YOUR GOAL: In the listing below, locate the lines that hold "IWLTBAP" and copy them.

GIVEN DATA:
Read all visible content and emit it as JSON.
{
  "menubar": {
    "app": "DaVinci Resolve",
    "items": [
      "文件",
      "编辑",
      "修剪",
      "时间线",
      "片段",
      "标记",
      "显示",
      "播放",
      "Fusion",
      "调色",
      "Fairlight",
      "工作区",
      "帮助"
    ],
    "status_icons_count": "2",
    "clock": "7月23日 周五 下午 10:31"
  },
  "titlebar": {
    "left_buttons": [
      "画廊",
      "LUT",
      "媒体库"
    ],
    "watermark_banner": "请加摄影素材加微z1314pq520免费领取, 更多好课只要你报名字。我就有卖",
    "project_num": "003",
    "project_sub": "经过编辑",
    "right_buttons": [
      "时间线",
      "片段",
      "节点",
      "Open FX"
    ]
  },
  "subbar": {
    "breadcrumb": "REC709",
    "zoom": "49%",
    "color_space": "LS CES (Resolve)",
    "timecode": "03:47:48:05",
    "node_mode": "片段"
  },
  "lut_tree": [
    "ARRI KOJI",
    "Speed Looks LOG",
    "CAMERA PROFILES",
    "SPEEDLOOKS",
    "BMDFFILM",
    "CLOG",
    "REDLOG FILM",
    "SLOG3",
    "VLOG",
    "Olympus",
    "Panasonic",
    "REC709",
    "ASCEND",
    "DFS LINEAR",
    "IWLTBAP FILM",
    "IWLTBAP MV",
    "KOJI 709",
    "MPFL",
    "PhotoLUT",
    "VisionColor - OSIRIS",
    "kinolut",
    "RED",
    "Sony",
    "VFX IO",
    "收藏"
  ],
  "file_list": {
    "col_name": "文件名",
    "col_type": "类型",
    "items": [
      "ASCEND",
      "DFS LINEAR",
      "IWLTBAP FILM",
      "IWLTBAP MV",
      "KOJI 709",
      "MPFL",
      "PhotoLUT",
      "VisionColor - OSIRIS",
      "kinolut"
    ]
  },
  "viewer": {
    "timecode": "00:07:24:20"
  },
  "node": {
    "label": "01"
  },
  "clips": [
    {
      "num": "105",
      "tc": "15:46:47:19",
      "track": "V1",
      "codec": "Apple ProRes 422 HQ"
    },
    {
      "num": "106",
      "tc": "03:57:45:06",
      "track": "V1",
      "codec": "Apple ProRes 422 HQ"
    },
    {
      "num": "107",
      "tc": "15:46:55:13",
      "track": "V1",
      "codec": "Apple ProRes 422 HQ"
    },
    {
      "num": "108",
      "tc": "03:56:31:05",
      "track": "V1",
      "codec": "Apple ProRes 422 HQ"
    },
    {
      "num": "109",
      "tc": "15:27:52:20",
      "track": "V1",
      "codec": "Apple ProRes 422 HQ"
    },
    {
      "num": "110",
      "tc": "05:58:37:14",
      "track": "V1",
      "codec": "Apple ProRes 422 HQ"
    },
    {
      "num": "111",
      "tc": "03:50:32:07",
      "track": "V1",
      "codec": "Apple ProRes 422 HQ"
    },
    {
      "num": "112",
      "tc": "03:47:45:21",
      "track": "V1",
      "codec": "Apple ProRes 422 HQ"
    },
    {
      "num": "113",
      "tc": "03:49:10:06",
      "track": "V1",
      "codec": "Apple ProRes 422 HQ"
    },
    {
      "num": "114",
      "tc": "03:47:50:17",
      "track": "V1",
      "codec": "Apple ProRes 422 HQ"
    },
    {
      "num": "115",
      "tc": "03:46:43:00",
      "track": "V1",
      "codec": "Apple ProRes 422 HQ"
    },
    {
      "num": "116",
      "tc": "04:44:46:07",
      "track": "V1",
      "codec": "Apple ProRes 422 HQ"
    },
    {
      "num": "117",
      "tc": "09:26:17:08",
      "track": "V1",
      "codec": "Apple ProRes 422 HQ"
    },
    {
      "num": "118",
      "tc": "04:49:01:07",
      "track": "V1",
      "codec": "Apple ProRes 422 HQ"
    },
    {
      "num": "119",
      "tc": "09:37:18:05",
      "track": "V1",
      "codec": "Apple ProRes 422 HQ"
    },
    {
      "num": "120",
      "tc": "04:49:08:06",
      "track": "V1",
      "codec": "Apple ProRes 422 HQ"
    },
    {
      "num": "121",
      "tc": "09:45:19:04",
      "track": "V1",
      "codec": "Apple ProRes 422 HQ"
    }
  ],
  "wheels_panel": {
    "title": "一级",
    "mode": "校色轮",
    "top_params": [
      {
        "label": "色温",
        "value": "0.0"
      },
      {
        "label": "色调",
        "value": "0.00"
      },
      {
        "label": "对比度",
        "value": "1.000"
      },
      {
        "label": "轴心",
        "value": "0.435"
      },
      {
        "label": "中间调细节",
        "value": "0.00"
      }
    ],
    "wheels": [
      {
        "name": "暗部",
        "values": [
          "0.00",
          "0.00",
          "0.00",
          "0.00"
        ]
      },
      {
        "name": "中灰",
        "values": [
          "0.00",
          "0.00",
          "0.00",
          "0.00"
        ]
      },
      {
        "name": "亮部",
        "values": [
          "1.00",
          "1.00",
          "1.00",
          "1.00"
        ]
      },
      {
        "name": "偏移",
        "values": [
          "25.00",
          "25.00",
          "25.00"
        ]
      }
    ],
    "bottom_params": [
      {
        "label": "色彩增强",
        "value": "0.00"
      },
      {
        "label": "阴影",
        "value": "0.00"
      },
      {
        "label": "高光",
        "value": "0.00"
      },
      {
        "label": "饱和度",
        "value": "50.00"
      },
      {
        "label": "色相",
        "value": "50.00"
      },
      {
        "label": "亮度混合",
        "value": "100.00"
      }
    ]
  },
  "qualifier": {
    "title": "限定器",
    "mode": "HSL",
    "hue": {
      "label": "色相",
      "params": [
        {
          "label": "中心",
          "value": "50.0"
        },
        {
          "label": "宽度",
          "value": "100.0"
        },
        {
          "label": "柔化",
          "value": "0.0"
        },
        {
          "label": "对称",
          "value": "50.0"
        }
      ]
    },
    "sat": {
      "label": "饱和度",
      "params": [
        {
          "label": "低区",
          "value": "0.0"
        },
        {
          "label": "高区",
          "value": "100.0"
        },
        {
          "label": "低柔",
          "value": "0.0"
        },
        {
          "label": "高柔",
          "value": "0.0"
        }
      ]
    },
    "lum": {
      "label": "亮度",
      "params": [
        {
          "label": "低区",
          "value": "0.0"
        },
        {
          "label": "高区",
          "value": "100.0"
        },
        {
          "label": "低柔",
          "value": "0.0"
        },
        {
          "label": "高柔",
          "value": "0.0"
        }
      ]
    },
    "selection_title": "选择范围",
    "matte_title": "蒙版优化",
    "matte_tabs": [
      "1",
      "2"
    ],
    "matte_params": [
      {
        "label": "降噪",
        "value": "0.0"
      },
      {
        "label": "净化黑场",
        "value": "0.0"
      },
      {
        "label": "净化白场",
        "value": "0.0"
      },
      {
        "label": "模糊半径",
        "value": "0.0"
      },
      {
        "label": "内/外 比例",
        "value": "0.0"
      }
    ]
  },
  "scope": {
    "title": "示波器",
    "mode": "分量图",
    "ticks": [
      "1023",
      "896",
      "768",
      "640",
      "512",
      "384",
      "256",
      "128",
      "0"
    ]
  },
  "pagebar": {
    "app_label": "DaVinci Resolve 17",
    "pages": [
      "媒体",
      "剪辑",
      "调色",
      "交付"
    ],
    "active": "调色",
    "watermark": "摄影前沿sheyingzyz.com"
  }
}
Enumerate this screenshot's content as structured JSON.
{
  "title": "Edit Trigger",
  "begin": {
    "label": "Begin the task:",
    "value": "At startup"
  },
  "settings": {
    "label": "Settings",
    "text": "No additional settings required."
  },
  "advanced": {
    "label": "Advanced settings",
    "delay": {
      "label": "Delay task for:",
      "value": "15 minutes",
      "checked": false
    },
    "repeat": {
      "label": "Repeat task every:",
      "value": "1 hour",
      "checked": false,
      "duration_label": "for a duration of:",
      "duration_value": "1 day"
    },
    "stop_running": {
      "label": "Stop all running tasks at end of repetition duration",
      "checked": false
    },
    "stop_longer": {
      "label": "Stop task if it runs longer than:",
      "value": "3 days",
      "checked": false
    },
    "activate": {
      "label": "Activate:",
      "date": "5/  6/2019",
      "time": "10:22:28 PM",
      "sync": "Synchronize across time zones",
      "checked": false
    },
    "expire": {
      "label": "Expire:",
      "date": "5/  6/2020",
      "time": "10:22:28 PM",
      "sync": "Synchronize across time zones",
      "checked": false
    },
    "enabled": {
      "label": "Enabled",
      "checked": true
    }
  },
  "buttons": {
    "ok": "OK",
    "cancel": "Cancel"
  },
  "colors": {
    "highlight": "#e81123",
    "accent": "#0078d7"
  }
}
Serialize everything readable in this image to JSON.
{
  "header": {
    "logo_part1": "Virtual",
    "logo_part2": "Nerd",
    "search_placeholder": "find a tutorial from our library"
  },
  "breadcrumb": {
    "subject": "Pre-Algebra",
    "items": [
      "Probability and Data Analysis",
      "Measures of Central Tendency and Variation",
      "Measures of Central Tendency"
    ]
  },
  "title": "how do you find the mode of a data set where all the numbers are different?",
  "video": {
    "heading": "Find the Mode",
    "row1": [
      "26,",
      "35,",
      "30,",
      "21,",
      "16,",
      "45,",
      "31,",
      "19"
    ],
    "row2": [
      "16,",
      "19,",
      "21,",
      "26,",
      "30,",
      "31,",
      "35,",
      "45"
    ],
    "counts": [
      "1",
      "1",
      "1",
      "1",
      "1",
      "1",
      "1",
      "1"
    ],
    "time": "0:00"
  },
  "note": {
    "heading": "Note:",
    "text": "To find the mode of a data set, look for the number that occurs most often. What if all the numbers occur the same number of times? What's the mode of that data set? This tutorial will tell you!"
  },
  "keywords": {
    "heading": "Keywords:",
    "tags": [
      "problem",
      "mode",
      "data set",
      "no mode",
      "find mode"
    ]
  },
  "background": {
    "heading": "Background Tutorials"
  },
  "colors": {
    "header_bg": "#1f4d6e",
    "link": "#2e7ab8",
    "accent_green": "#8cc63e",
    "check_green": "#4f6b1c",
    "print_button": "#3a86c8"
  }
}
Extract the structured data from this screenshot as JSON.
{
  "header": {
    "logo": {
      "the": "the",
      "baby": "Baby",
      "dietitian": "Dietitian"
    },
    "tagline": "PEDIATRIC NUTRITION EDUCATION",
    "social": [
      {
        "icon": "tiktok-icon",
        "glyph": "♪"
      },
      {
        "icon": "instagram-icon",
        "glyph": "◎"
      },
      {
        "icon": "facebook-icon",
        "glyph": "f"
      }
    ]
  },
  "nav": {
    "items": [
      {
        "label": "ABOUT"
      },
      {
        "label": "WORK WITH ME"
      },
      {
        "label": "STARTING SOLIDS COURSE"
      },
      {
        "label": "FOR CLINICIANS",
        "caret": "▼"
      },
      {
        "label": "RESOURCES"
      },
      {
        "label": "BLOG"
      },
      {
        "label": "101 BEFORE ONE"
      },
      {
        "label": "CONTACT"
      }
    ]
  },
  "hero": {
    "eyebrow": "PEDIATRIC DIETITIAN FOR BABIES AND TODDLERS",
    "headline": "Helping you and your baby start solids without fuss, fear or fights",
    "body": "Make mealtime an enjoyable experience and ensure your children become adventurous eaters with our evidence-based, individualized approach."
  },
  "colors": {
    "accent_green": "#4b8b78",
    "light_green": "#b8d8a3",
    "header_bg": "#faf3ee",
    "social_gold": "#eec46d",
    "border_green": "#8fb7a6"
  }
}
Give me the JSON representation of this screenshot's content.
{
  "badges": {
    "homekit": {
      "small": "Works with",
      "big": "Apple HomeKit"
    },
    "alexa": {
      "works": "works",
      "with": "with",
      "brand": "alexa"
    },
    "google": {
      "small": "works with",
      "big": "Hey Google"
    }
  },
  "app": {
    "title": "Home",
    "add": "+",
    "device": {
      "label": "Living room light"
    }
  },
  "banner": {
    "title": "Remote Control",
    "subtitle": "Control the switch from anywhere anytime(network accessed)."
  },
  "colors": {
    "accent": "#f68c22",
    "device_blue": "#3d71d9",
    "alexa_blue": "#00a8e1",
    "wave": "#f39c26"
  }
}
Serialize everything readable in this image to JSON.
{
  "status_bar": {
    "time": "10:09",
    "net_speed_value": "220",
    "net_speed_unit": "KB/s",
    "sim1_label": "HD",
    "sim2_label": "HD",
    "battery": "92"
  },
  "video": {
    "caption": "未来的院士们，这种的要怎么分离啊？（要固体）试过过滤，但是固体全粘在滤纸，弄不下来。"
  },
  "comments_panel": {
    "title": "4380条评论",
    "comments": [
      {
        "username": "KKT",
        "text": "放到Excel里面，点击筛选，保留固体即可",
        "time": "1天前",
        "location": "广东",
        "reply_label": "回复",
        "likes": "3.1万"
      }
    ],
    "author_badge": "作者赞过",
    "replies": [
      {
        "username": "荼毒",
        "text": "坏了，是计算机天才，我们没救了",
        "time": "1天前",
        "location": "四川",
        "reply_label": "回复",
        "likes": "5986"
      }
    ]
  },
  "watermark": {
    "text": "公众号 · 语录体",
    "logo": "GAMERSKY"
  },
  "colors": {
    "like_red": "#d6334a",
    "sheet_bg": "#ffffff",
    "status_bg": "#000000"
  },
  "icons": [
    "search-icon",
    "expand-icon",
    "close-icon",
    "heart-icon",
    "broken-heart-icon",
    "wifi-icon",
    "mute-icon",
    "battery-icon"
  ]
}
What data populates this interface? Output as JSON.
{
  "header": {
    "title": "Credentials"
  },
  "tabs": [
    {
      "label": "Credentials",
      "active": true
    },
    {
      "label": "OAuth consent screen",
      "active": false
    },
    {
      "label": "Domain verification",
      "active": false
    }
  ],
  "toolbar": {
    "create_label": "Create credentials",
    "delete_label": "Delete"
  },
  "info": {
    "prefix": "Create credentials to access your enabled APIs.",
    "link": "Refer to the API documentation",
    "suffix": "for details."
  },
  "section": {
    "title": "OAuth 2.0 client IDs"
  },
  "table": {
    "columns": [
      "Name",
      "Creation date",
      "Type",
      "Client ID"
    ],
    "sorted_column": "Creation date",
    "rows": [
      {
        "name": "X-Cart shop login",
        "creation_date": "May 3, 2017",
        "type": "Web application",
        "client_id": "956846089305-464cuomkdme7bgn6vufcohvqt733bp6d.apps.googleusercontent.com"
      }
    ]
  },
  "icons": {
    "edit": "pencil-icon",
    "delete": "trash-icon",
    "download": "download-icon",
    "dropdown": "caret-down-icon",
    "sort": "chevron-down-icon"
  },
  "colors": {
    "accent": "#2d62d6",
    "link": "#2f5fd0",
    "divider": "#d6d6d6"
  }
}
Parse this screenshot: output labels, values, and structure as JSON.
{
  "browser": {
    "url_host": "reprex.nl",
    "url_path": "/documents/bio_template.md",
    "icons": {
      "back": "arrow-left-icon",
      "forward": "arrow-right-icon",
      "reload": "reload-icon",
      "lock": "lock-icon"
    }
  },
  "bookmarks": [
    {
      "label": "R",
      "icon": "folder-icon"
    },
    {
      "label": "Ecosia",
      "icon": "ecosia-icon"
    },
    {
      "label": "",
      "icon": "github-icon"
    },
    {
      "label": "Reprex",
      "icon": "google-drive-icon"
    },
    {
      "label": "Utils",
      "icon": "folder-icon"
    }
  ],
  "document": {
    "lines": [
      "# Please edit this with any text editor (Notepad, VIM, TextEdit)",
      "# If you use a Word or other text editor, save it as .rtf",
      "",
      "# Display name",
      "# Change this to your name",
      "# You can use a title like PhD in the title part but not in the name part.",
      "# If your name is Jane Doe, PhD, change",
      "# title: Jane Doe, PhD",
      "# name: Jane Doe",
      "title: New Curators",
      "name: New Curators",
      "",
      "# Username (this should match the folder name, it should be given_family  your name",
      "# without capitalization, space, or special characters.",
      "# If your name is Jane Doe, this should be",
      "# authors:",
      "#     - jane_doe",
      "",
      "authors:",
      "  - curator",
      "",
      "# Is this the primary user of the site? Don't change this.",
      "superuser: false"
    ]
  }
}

SOLUTION TO THIS EXERCISE:
    "IWLTBAP FILM",
    "IWLTBAP MV",
      "IWLTBAP FILM",
      "IWLTBAP MV",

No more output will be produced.